Stored data entries:
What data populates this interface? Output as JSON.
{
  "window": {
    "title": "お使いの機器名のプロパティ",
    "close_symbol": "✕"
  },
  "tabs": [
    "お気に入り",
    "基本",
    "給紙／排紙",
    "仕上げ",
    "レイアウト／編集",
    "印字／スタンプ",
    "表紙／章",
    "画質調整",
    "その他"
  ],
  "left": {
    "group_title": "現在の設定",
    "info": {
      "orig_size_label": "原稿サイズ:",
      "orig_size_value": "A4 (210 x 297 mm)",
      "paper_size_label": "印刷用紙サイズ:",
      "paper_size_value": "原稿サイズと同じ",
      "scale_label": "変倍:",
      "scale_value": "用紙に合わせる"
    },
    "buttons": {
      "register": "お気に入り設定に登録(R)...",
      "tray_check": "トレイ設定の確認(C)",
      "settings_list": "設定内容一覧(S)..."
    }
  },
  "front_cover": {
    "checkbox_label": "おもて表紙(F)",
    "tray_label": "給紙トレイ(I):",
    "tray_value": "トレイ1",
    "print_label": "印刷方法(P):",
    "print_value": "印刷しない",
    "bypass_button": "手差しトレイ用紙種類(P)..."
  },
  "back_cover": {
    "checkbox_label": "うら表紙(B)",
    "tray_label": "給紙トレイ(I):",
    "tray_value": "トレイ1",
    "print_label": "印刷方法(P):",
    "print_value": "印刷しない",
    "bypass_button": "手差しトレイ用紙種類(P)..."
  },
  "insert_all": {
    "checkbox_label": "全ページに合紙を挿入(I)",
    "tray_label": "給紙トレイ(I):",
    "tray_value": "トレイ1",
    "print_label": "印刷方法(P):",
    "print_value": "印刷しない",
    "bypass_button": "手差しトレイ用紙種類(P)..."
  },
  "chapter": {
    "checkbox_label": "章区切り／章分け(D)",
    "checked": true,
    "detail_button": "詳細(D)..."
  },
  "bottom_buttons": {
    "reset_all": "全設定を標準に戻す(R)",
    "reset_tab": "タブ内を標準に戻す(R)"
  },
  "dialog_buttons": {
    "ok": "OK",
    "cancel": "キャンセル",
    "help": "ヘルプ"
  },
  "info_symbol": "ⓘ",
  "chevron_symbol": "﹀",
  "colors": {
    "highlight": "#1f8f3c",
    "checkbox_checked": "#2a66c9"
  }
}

» Stated exercise
Retype the records in full. Keep every line identical to the original.

» Final result
What data populates this interface? Output as JSON.
{
  "window": {
    "title": "お使いの機器名のプロパティ",
    "close_symbol": "✕"
  },
  "tabs": [
    "お気に入り",
    "基本",
    "給紙／排紙",
    "仕上げ",
    "レイアウト／編集",
    "印字／スタンプ",
    "表紙／章",
    "画質調整",
    "その他"
  ],
  "left": {
    "group_title": "現在の設定",
    "info": {
      "orig_size_label": "原稿サイズ:",
      "orig_size_value": "A4 (210 x 297 mm)",
      "paper_size_label": "印刷用紙サイズ:",
      "paper_size_value": "原稿サイズと同じ",
      "scale_label": "変倍:",
      "scale_value": "用紙に合わせる"
    },
    "buttons": {
      "register": "お気に入り設定に登録(R)...",
      "tray_check": "トレイ設定の確認(C)",
      "settings_list": "設定内容一覧(S)..."
    }
  },
  "front_cover": {
    "checkbox_label": "おもて表紙(F)",
    "tray_label": "給紙トレイ(I):",
    "tray_value": "トレイ1",
    "print_label": "印刷方法(P):",
    "print_value": "印刷しない",
    "bypass_button": "手差しトレイ用紙種類(P)..."
  },
  "back_cover": {
    "checkbox_label": "うら表紙(B)",
    "tray_label": "給紙トレイ(I):",
    "tray_value": "トレイ1",
    "print_label": "印刷方法(P):",
    "print_value": "印刷しない",
    "bypass_button": "手差しトレイ用紙種類(P)..."
  },
  "insert_all": {
    "checkbox_label": "全ページに合紙を挿入(I)",
    "tray_label": "給紙トレイ(I):",
    "tray_value": "トレイ1",
    "print_label": "印刷方法(P):",
    "print_value": "印刷しない",
    "bypass_button": "手差しトレイ用紙種類(P)..."
  },
  "chapter": {
    "checkbox_label": "章区切り／章分け(D)",
    "checked": true,
    "detail_button": "詳細(D)..."
  },
  "bottom_buttons": {
    "reset_all": "全設定を標準に戻す(R)",
    "reset_tab": "タブ内を標準に戻す(R)"
  },
  "dialog_buttons": {
    "ok": "OK",
    "cancel": "キャンセル",
    "help": "ヘルプ"
  },
  "info_symbol": "ⓘ",
  "chevron_symbol": "﹀",
  "colors": {
    "highlight": "#1f8f3c",
    "checkbox_checked": "#2a66c9"
  }
}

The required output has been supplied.